● Exercise: Go through the entries below and retype them exactly, omitting each picture.

● Source material:
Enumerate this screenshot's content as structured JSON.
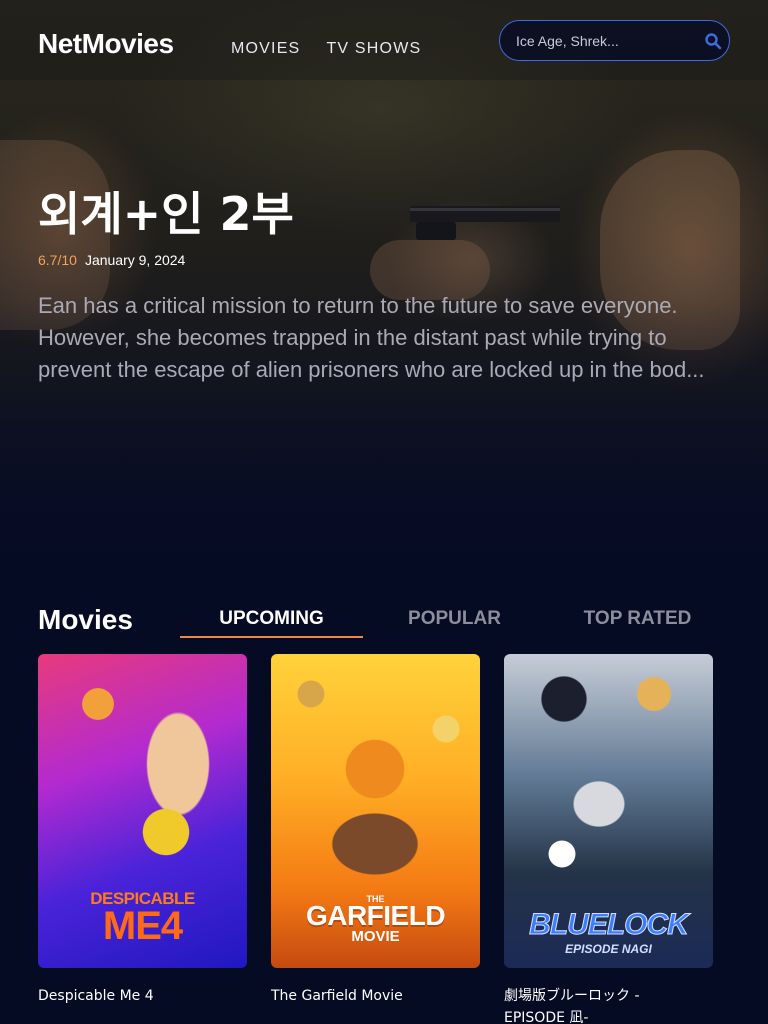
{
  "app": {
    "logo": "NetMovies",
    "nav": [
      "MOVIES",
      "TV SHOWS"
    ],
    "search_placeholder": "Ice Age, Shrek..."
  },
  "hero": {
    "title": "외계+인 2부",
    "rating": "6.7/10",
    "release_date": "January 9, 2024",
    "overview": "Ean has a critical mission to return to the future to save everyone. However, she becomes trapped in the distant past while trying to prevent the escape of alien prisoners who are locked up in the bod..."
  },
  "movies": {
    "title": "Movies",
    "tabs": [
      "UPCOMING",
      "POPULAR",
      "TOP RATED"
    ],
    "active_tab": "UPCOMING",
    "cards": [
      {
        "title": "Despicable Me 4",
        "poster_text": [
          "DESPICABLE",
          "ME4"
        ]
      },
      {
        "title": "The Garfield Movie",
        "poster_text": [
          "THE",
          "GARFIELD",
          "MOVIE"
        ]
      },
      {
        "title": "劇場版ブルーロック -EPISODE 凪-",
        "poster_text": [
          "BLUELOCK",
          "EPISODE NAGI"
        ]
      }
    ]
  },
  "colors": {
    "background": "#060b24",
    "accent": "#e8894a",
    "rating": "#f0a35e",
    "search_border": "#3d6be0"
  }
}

● Solution to this task:
Enumerate this screenshot's content as structured JSON.
{
  "app": {
    "logo": "NetMovies",
    "nav": [
      "MOVIES",
      "TV SHOWS"
    ],
    "search_placeholder": "Ice Age, Shrek..."
  },
  "hero": {
    "title": "외계+인 2부",
    "rating": "6.7/10",
    "release_date": "January 9, 2024",
    "overview": "Ean has a critical mission to return to the future to save everyone. However, she becomes trapped in the distant past while trying to prevent the escape of alien prisoners who are locked up in the bod..."
  },
  "movies": {
    "title": "Movies",
    "tabs": [
      "UPCOMING",
      "POPULAR",
      "TOP RATED"
    ],
    "active_tab": "UPCOMING",
    "cards": [
      {
        "title": "Despicable Me 4",
        "poster_text": [
          "DESPICABLE",
          "ME4"
        ]
      },
      {
        "title": "The Garfield Movie",
        "poster_text": [
          "THE",
          "GARFIELD",
          "MOVIE"
        ]
      },
      {
        "title": "劇場版ブルーロック -EPISODE 凪-",
        "poster_text": [
          "BLUELOCK",
          "EPISODE NAGI"
        ]
      }
    ]
  },
  "colors": {
    "background": "#060b24",
    "accent": "#e8894a",
    "rating": "#f0a35e",
    "search_border": "#3d6be0"
  }
}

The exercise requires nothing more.